## QUOTED PASSAGE:
Segment Open
Well, tomorrow marks one month since my grandmother passed away, and while I miss her and think about her EVERY single day, I have nothing but sweet memories.  I’m not bitter or angry about her death, it’s sometimes just hard to remember she’s not actually here.  I often find myself laughing about the conversations she and I would share…or thinking about what her response would be to some of the things I manage to do…or just wishing I could have one more conversation with her!  I didn’t know how I was going to respond to her death…I questioned whether I would be able to pull myself together and handle it, but God has given me amazing strength to keep my head up in this season.  But it sure is tough, Mom Putt has always just been there for me…I still remember she and my grandfather giving me one of my first bikes…a pink bike with training wheels and a white basket…I remember her fixing pancakes for breakfast whenever I asked as a child…when I broke off my engagement, it was Mom Putt who gave me a lasting poem, Grandmother’s Pearls of Wisdom, that still hangs on my refrigerator…whenever I got an award or was recognized for an accomplishment, I could always count on Mom Putt to be rooting for me…for my 21st birthday, Mom Putt was the first in the car as went to the slots to celebrate!  Even though Mom Putt had health challenges…she always supported me, there were several occasions where she came to my churches in Baltimore even though she didn’t feel well to hear me speak or support me at Usher’s Day.  Not long before she passed, she even asked me to bring her some pictures of my place because she didn’t she would be able to come visit me and see my house.  That’s the kind of grandmother she was to me.  She was honest with me even with the tough stuff (like nasty cancer!), but she always loved and supported me. Mom Putt was so special to me!

Although she was the youngest of her siblings, Mom Putt truly was the matriarch of my Dad’s family and she created a unique (and sometimes challenging) family.  The older I get, the more I realize that not everyone shared a similar experience.  It was normal for us to have  dinner as an entire family at least twice monthly, it was normal for my parents to drop off chicken or turkey wings or a pot roast in the morning for my grandmother and aunts to cook for us to share for a family dinner in the evening, it was normal for Mom Putt to welcome anyone who wanted to stop by her house on any given day to stay for a few hours, few days, or few months…that’s just the way it was.  There will never be another Mom Putt…she was a unique lady!

So, yes life is now different, it’s tough, it’s challenging, it’s not always easy, but it’s well!

I pray that Mom Putt’s soul is resting and Lord knows I hope she doesn’t have those ushers marching around heaven all day!
Segment Closed
## SUPPLIED DATA:
Segment Open
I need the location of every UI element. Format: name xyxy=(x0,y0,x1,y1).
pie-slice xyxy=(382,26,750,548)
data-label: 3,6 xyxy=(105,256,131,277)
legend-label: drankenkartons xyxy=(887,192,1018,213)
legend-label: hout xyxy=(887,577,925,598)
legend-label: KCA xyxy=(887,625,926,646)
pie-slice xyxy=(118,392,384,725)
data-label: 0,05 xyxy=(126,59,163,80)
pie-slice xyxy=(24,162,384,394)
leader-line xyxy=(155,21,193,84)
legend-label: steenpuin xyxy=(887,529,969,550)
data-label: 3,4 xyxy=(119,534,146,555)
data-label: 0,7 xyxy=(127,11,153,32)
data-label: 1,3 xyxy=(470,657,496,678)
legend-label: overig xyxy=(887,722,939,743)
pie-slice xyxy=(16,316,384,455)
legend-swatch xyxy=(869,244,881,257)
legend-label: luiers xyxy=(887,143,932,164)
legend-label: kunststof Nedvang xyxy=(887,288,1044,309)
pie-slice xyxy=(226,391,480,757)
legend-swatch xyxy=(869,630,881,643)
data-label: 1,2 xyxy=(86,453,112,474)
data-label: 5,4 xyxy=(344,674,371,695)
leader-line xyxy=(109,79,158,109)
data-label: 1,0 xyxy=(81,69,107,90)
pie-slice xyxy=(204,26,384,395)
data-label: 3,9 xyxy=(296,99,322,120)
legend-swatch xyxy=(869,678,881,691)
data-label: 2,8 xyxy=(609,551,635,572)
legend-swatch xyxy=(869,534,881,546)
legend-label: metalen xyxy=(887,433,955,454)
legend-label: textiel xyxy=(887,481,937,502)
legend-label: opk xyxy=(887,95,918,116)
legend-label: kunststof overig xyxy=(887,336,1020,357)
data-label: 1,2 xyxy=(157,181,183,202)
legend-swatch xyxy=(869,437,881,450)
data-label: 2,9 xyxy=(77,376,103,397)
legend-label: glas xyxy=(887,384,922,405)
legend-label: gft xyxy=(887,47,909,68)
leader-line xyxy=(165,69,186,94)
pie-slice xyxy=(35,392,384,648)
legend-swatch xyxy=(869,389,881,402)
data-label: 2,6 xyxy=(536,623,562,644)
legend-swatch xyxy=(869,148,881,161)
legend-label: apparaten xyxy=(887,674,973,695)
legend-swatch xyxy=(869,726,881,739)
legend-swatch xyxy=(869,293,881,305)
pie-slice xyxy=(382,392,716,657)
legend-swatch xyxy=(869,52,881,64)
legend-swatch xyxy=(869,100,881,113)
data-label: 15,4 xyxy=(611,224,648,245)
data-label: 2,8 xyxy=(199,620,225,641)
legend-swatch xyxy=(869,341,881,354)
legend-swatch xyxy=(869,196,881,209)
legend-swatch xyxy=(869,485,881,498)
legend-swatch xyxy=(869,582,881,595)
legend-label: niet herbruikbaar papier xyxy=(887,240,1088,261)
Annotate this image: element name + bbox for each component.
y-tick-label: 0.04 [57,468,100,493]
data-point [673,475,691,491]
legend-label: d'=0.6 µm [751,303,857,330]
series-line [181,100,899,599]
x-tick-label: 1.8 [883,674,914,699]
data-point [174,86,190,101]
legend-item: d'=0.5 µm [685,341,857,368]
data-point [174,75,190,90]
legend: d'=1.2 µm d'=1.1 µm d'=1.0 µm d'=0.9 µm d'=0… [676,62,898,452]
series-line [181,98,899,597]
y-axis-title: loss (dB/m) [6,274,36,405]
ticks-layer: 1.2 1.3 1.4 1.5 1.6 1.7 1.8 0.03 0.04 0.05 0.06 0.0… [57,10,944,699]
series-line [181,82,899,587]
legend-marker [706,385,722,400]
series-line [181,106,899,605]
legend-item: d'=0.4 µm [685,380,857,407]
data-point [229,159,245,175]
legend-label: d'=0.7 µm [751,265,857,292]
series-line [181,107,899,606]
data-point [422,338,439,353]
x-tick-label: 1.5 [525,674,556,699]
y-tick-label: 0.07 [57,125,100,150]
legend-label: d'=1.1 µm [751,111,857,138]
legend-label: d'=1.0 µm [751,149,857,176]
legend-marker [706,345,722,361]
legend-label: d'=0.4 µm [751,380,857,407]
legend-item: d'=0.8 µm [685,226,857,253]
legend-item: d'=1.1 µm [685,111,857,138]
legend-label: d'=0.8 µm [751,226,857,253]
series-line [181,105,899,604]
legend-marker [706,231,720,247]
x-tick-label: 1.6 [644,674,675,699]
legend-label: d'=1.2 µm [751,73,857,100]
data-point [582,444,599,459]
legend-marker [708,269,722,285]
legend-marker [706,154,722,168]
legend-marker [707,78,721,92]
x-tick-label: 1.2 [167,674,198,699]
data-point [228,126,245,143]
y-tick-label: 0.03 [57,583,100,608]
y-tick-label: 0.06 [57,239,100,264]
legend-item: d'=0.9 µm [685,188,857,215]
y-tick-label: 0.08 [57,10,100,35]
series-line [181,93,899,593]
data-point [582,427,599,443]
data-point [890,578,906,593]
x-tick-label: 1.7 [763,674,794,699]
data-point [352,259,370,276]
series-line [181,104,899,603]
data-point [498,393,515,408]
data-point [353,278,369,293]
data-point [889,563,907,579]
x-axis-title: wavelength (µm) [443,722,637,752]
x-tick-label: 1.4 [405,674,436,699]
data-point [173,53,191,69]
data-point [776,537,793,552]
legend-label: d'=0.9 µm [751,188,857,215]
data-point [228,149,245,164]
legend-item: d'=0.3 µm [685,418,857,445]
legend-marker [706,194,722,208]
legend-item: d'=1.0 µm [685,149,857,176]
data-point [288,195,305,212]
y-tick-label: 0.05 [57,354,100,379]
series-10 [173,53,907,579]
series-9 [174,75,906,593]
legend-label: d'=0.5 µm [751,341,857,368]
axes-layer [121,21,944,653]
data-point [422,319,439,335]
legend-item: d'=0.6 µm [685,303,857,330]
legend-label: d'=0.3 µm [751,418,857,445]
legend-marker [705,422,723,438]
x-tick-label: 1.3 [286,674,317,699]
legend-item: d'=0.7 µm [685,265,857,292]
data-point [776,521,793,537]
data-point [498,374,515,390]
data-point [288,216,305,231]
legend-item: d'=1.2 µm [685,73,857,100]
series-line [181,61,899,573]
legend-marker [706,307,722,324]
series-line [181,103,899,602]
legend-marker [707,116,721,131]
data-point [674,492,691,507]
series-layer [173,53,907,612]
Segment Closed
## TASK GOAL:
In the post about Mom Putt, what poem did she give the writer after the writer broke off an engagement?

## RESULT OF THIS EXERCISE:
Grandmother's Pearls of Wisdom